[Extracted records]
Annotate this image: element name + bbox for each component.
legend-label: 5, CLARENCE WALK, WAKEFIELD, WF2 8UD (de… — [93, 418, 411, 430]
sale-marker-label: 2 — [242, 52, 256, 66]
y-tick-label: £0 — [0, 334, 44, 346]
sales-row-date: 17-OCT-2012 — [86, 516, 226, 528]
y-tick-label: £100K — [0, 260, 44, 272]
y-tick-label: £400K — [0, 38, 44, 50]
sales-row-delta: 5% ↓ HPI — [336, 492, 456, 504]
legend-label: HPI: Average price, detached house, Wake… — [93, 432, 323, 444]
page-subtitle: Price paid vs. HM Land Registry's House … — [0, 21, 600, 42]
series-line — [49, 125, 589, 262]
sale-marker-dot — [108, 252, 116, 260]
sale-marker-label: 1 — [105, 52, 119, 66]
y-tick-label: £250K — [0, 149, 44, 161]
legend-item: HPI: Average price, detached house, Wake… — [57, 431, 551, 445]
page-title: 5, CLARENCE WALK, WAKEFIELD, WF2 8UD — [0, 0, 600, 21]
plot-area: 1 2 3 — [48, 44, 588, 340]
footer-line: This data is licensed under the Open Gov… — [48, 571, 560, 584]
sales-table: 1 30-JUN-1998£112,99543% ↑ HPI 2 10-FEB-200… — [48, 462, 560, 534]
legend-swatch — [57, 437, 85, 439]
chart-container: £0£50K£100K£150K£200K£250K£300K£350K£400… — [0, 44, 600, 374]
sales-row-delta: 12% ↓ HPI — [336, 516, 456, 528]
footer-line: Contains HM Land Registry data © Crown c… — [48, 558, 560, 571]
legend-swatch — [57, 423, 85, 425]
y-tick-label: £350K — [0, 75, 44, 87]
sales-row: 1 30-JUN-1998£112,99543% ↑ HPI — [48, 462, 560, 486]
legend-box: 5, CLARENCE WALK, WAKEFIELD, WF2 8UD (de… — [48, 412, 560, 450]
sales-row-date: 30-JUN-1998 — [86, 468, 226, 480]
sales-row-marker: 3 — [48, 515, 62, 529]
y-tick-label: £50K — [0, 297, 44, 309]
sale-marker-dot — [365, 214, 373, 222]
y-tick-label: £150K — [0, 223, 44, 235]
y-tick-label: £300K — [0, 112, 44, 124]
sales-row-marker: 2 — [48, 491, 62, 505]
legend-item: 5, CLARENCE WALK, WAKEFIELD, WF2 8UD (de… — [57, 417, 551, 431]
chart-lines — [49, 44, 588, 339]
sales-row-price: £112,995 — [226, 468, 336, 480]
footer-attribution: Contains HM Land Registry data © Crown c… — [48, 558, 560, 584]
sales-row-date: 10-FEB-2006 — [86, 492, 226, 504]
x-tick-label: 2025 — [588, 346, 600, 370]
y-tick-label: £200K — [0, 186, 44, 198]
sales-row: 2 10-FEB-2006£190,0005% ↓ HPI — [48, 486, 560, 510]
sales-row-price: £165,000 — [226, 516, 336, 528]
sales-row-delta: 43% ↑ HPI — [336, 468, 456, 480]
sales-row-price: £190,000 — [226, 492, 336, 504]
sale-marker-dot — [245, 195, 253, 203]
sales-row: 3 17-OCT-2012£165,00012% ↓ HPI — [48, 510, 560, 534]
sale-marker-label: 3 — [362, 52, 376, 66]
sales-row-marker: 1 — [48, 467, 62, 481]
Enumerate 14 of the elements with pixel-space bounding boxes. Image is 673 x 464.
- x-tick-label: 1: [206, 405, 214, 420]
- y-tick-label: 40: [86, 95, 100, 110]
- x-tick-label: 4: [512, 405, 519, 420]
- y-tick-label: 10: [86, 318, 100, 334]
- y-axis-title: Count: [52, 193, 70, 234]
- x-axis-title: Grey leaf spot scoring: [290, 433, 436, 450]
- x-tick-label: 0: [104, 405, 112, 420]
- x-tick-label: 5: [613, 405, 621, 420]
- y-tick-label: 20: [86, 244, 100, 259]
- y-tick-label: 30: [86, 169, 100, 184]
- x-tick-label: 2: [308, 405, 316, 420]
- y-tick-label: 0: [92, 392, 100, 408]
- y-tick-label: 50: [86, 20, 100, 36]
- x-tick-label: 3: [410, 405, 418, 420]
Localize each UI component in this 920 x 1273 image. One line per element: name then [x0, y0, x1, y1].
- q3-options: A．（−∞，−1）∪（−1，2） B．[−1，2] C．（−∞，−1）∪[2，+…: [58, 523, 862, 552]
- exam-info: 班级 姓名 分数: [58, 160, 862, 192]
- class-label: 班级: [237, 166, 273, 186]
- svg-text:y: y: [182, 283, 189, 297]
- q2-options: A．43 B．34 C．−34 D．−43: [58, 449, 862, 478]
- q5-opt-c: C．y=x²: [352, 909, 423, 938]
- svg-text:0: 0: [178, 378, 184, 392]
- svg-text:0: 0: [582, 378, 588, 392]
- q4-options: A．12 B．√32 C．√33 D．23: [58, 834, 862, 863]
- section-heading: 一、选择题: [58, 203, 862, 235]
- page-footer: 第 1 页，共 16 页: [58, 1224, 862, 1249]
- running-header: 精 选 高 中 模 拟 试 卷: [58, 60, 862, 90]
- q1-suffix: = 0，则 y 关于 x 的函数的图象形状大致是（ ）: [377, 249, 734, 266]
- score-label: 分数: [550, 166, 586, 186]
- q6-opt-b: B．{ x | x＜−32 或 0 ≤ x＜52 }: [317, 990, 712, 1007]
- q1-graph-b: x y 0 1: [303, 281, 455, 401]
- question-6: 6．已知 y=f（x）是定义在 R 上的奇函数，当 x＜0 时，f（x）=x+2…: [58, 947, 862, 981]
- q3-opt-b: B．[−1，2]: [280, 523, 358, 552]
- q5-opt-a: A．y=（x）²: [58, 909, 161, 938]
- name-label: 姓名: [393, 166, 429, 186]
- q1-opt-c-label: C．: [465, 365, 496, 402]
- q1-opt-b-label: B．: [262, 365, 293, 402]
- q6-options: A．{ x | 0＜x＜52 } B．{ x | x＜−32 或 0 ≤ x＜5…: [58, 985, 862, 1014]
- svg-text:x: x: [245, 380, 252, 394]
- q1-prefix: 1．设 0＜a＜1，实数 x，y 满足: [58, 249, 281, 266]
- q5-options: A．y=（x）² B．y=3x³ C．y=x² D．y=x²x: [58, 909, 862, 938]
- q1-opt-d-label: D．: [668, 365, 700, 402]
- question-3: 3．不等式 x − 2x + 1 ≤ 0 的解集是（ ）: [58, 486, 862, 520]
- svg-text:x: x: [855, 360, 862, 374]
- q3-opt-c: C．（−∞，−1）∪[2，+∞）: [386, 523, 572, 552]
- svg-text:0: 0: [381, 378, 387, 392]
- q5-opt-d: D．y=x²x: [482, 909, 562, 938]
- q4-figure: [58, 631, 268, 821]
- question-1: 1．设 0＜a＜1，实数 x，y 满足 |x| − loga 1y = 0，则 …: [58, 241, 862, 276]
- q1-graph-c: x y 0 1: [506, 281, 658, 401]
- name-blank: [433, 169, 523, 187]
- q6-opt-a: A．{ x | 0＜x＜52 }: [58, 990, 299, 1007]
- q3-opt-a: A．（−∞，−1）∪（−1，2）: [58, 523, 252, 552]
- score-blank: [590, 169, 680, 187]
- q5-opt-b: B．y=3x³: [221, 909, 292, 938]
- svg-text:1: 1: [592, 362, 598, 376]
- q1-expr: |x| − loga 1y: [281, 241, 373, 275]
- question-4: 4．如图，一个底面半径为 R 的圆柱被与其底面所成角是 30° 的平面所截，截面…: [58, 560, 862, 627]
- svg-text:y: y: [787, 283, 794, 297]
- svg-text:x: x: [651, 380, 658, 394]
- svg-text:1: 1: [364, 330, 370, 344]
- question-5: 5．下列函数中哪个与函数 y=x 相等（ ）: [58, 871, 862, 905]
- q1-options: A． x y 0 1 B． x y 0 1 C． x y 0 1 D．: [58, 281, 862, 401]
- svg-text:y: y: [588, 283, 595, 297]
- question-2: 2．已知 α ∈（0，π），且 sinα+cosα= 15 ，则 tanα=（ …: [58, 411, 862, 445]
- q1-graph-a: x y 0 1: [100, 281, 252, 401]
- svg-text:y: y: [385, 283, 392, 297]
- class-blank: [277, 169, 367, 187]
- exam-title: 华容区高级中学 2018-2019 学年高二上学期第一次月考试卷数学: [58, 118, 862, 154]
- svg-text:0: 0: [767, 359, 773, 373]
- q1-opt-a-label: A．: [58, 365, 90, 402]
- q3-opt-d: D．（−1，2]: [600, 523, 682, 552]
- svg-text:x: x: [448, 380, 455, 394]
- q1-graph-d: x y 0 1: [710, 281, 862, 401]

* WHAT IS NEEDED:
Copy every line from the start of the items down to and including the line that contains "y-tick-label: £0 — [0, 334, 44, 346]", keeping each one unchanged.

* REPLY TO THE EXERCISE:
Annotate this image: element name + bbox for each component.
legend-label: 5, CLARENCE WALK, WAKEFIELD, WF2 8UD (de… — [93, 418, 411, 430]
sale-marker-label: 2 — [242, 52, 256, 66]
y-tick-label: £0 — [0, 334, 44, 346]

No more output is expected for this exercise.